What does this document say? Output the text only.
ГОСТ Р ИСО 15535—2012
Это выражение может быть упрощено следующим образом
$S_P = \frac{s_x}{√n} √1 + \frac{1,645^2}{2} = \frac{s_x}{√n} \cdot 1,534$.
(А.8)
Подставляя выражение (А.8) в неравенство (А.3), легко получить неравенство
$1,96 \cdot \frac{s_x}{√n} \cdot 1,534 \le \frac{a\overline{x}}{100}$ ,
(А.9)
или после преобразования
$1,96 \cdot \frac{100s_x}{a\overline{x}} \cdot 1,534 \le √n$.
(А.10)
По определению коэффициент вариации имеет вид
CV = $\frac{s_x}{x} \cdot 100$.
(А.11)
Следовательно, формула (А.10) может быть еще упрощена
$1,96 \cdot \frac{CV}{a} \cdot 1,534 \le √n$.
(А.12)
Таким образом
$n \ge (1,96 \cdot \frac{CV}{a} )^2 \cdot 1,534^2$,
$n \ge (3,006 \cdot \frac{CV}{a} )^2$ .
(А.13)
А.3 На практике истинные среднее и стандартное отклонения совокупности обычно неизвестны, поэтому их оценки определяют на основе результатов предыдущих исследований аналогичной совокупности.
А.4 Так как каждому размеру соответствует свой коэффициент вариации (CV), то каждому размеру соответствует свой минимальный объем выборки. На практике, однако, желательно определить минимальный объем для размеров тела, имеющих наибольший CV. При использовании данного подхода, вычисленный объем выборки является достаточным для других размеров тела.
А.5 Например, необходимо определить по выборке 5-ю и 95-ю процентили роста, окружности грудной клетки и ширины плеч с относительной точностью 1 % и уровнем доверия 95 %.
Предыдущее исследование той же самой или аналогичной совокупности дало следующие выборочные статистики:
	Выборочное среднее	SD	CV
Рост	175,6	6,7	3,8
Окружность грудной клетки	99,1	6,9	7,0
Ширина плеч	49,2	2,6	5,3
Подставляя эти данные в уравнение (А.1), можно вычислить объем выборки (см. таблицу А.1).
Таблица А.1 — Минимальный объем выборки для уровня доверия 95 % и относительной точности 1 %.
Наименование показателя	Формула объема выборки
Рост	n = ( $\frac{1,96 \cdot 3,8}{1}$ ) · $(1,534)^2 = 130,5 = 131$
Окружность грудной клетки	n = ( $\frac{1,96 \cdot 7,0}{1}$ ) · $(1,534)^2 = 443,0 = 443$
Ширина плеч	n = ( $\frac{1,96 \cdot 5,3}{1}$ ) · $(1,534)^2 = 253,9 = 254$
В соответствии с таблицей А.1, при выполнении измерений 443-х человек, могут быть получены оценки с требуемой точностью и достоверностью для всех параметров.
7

=======

### The exercise
From the listing, copy every line where the string "cdot" appears.

### Result for this task
$S_P = \frac{s_x}{√n} √1 + \frac{1,645^2}{2} = \frac{s_x}{√n} \cdot 1,534$.
$1,96 \cdot \frac{s_x}{√n} \cdot 1,534 \le \frac{a\overline{x}}{100}$ ,
$1,96 \cdot \frac{100s_x}{a\overline{x}} \cdot 1,534 \le √n$.
CV = $\frac{s_x}{x} \cdot 100$.
$1,96 \cdot \frac{CV}{a} \cdot 1,534 \le √n$.
$n \ge (1,96 \cdot \frac{CV}{a} )^2 \cdot 1,534^2$,
$n \ge (3,006 \cdot \frac{CV}{a} )^2$ .
Рост	n = ( $\frac{1,96 \cdot 3,8}{1}$ ) · $(1,534)^2 = 130,5 = 131$
Окружность грудной клетки	n = ( $\frac{1,96 \cdot 7,0}{1}$ ) · $(1,534)^2 = 443,0 = 443$
Ширина плеч	n = ( $\frac{1,96 \cdot 5,3}{1}$ ) · $(1,534)^2 = 253,9 = 254$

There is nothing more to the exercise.